- _Do this_:
Copy the following lines verbatim, starting at the line that contains "Where is each" and stopping after the line that contains "column-header-name[interactable]: Name bbox=[48, 305, 85, 360]".

>> Start

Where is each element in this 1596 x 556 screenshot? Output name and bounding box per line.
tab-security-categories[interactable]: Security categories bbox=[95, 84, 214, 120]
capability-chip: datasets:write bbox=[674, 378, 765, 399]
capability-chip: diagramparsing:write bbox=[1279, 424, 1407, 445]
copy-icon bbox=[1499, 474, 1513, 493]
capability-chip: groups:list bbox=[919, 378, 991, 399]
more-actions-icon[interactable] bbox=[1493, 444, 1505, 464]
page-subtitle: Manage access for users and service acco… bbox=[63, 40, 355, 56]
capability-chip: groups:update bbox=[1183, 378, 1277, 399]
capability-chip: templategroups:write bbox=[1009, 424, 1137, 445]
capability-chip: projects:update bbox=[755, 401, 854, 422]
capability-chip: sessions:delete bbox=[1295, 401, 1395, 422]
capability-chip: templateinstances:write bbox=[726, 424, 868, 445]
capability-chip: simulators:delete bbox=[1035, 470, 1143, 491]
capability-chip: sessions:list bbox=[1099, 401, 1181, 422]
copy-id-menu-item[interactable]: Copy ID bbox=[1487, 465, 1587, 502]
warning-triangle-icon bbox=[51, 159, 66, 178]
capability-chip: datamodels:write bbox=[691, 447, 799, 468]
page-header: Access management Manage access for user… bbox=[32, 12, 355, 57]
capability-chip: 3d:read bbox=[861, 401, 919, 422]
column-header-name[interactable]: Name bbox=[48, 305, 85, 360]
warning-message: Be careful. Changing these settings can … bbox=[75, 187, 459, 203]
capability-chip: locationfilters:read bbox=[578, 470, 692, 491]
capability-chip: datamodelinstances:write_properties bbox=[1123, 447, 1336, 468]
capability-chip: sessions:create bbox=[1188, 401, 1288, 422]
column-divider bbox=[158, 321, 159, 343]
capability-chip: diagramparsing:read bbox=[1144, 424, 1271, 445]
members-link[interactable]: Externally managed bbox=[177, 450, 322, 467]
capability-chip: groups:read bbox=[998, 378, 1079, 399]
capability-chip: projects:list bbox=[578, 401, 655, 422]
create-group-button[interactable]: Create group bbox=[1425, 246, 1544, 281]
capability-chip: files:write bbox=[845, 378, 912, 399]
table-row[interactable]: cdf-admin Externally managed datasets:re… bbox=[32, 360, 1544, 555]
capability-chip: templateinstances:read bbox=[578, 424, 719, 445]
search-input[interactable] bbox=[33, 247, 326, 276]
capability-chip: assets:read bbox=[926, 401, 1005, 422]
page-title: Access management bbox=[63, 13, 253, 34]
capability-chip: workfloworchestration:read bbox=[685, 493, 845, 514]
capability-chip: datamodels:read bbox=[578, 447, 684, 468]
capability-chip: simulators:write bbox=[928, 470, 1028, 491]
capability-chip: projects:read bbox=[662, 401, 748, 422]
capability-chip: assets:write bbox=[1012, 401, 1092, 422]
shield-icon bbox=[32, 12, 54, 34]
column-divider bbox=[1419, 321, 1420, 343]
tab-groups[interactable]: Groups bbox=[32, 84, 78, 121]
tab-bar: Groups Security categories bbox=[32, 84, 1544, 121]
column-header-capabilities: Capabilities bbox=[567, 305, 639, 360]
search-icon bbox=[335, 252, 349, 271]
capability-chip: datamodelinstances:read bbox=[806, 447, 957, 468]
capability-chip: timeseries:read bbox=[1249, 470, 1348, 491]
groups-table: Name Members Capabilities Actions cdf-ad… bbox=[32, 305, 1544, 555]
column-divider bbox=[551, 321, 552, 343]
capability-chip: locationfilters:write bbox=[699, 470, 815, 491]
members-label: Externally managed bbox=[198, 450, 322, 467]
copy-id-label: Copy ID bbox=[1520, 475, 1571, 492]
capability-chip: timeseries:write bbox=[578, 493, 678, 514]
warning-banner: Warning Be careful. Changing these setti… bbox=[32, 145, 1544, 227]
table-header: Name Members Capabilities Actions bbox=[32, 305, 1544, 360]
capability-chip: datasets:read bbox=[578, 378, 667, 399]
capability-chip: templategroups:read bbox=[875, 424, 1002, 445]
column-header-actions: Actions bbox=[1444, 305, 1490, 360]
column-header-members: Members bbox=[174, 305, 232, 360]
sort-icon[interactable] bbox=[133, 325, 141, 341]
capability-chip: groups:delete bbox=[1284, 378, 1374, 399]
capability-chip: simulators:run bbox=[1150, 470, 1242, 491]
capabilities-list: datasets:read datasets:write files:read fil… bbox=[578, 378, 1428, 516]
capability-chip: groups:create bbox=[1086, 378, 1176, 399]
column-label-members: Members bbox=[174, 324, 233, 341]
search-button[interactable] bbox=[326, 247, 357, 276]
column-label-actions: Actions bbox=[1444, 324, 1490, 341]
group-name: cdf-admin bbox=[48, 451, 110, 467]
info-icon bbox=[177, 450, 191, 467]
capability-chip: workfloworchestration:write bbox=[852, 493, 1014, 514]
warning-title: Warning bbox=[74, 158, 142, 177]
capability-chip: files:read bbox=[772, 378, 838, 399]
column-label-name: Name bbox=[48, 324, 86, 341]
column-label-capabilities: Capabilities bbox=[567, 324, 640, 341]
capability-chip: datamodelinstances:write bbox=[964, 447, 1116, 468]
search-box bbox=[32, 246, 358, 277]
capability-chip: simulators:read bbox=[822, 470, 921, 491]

>> End
>> Start

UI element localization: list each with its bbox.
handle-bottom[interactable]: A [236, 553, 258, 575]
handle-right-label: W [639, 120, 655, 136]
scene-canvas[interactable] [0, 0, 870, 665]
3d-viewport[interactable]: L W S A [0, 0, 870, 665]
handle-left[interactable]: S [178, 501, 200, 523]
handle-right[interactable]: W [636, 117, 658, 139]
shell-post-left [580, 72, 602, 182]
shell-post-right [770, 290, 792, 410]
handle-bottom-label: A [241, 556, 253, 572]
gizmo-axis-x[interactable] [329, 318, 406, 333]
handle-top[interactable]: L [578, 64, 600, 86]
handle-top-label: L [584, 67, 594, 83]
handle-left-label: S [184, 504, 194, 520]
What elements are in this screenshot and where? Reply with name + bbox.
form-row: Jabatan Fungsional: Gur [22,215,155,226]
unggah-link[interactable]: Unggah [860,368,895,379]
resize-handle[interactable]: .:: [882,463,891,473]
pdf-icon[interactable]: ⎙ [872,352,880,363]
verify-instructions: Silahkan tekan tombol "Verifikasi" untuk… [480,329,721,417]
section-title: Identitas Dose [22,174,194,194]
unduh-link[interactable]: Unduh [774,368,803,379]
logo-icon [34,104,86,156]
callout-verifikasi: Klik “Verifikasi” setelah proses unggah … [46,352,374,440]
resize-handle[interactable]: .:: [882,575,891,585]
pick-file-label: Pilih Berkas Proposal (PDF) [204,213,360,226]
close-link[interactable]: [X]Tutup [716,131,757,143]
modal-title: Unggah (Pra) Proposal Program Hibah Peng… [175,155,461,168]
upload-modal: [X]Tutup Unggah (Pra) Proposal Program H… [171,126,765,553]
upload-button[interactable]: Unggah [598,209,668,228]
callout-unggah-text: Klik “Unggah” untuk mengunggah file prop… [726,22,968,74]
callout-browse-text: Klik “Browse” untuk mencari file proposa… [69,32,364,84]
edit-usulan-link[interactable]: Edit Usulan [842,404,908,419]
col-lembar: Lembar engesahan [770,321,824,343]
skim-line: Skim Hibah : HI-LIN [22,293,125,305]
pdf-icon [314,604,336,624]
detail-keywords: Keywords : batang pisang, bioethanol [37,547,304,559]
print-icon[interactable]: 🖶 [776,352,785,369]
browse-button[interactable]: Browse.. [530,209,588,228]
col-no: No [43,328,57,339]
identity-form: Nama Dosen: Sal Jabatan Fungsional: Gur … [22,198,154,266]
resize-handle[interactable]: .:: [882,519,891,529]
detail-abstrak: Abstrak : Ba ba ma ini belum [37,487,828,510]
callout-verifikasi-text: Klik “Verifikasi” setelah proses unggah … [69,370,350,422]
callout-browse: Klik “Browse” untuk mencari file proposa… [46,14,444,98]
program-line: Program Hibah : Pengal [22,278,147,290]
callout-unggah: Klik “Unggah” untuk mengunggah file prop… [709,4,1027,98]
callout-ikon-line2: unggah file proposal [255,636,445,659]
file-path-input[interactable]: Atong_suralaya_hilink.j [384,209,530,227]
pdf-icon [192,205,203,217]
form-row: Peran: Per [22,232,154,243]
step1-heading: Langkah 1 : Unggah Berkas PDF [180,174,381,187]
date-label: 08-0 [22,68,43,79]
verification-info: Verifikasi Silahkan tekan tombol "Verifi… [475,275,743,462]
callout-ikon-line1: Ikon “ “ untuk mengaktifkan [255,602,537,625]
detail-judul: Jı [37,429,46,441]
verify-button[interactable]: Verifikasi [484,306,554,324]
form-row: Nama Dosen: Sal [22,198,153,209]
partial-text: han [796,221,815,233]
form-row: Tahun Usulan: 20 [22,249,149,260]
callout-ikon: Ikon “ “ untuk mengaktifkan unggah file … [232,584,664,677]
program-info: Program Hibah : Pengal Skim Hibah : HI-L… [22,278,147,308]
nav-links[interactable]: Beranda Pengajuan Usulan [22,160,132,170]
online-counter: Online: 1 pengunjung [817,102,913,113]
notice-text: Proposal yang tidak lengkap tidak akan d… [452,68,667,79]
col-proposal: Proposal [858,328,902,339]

>> End

- _Task solution_:
Where is each element in this 1596 x 556 screenshot? Output name and bounding box per line.
tab-security-categories[interactable]: Security categories bbox=[95, 84, 214, 120]
capability-chip: datasets:write bbox=[674, 378, 765, 399]
capability-chip: diagramparsing:write bbox=[1279, 424, 1407, 445]
copy-icon bbox=[1499, 474, 1513, 493]
capability-chip: groups:list bbox=[919, 378, 991, 399]
more-actions-icon[interactable] bbox=[1493, 444, 1505, 464]
page-subtitle: Manage access for users and service acco… bbox=[63, 40, 355, 56]
capability-chip: groups:update bbox=[1183, 378, 1277, 399]
capability-chip: templategroups:write bbox=[1009, 424, 1137, 445]
capability-chip: projects:update bbox=[755, 401, 854, 422]
capability-chip: sessions:delete bbox=[1295, 401, 1395, 422]
capability-chip: templateinstances:write bbox=[726, 424, 868, 445]
capability-chip: simulators:delete bbox=[1035, 470, 1143, 491]
capability-chip: sessions:list bbox=[1099, 401, 1181, 422]
copy-id-menu-item[interactable]: Copy ID bbox=[1487, 465, 1587, 502]
warning-triangle-icon bbox=[51, 159, 66, 178]
capability-chip: datamodels:write bbox=[691, 447, 799, 468]
page-header: Access management Manage access for user… bbox=[32, 12, 355, 57]
capability-chip: 3d:read bbox=[861, 401, 919, 422]
column-header-name[interactable]: Name bbox=[48, 305, 85, 360]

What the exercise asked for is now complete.